▶

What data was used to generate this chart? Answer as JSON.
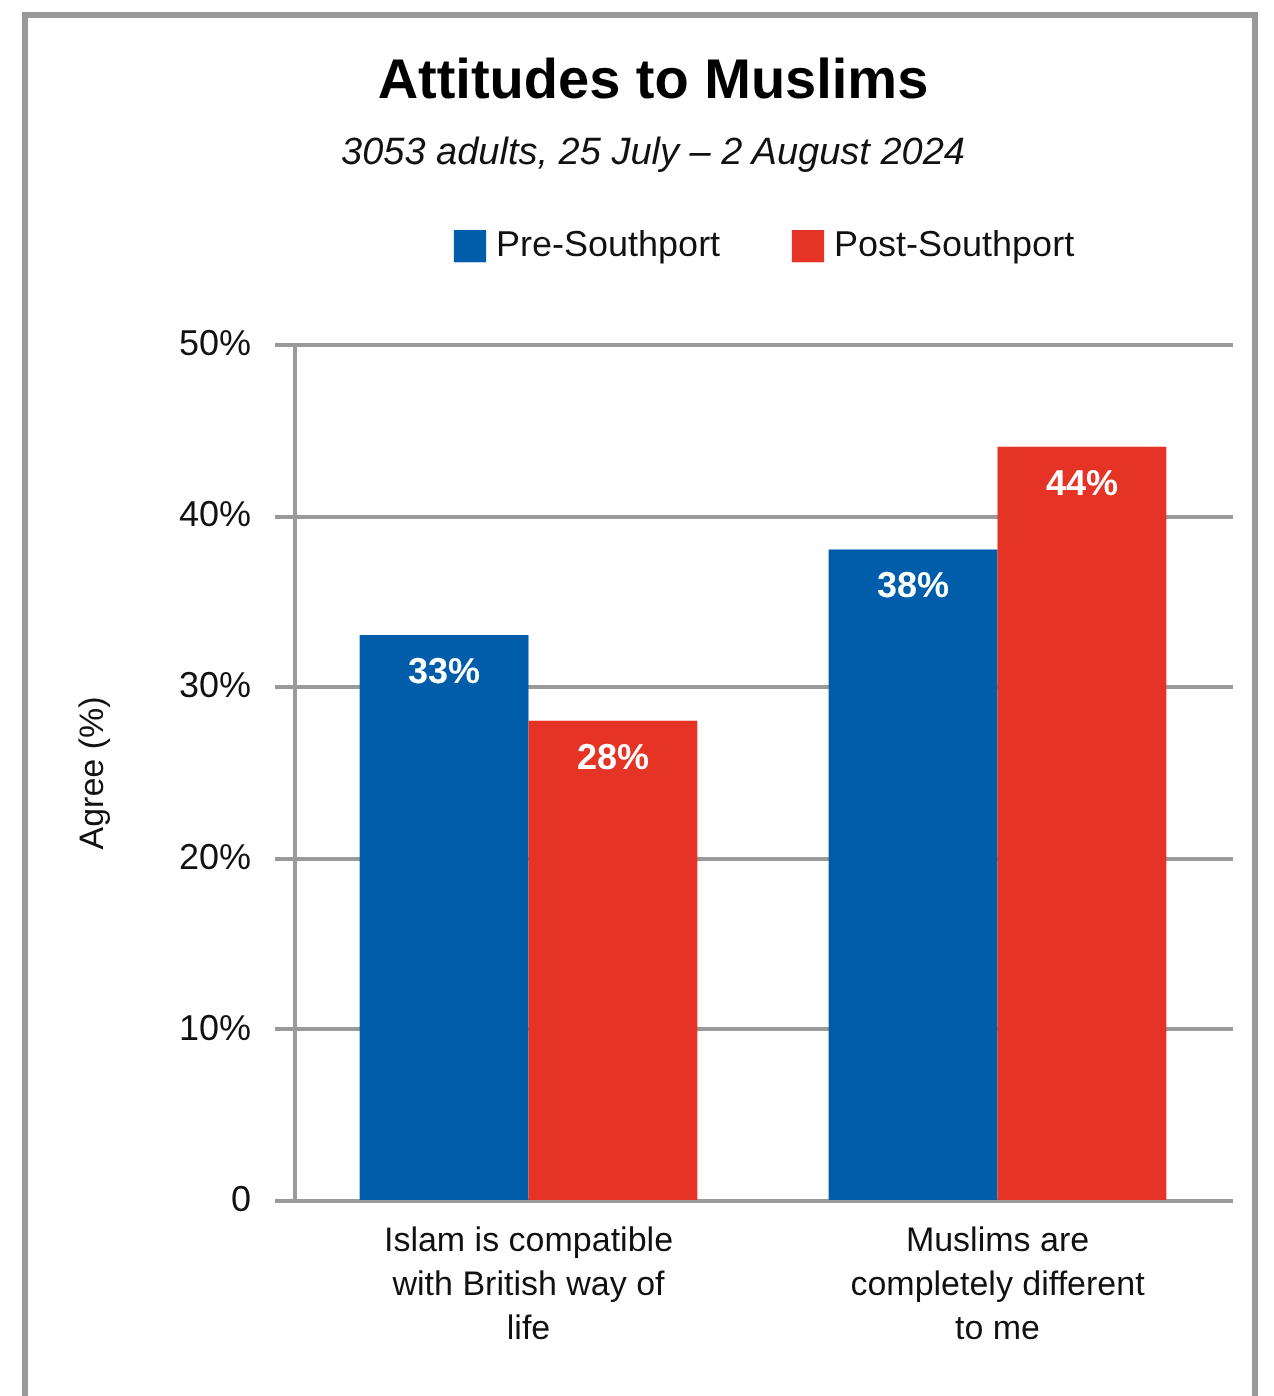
{
  "chart_data": {
    "type": "bar",
    "title": "Attitudes to Muslims",
    "subtitle": "3053 adults, 25 July – 2 August 2024",
    "ylabel": "Agree (%)",
    "categories": [
      "Islam is compatible with British way of life",
      "Muslims are completely different to me"
    ],
    "series": [
      {
        "name": "Pre-Southport",
        "color": "#005daa",
        "values": [
          33,
          38
        ],
        "value_labels": [
          "33%",
          "38%"
        ]
      },
      {
        "name": "Post-Southport",
        "color": "#e53325",
        "values": [
          28,
          44
        ],
        "value_labels": [
          "28%",
          "44%"
        ]
      }
    ],
    "ylim": [
      0,
      50
    ],
    "yticks": [
      0,
      {
        "value": 10,
        "label": "10%"
      },
      {
        "value": 20,
        "label": "20%"
      },
      {
        "value": 30,
        "label": "30%"
      },
      {
        "value": 40,
        "label": "40%"
      },
      {
        "value": 50,
        "label": "50%"
      }
    ],
    "grid": "y",
    "legend": "top"
  }
}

◀

**What the task asks:** Write out every record above exactly as it stands, but leave out the pictures.

**Response to the task:**
What data was used to generate this chart? Answer as JSON.
{
  "chart_data": {
    "type": "bar",
    "title": "Attitudes to Muslims",
    "subtitle": "3053 adults, 25 July – 2 August 2024",
    "ylabel": "Agree (%)",
    "categories": [
      "Islam is compatible with British way of life",
      "Muslims are completely different to me"
    ],
    "series": [
      {
        "name": "Pre-Southport",
        "color": "#005daa",
        "values": [
          33,
          38
        ],
        "value_labels": [
          "33%",
          "38%"
        ]
      },
      {
        "name": "Post-Southport",
        "color": "#e53325",
        "values": [
          28,
          44
        ],
        "value_labels": [
          "28%",
          "44%"
        ]
      }
    ],
    "ylim": [
      0,
      50
    ],
    "yticks": [
      0,
      {
        "value": 10,
        "label": "10%"
      },
      {
        "value": 20,
        "label": "20%"
      },
      {
        "value": 30,
        "label": "30%"
      },
      {
        "value": 40,
        "label": "40%"
      },
      {
        "value": 50,
        "label": "50%"
      }
    ],
    "grid": "y",
    "legend": "top"
  }
}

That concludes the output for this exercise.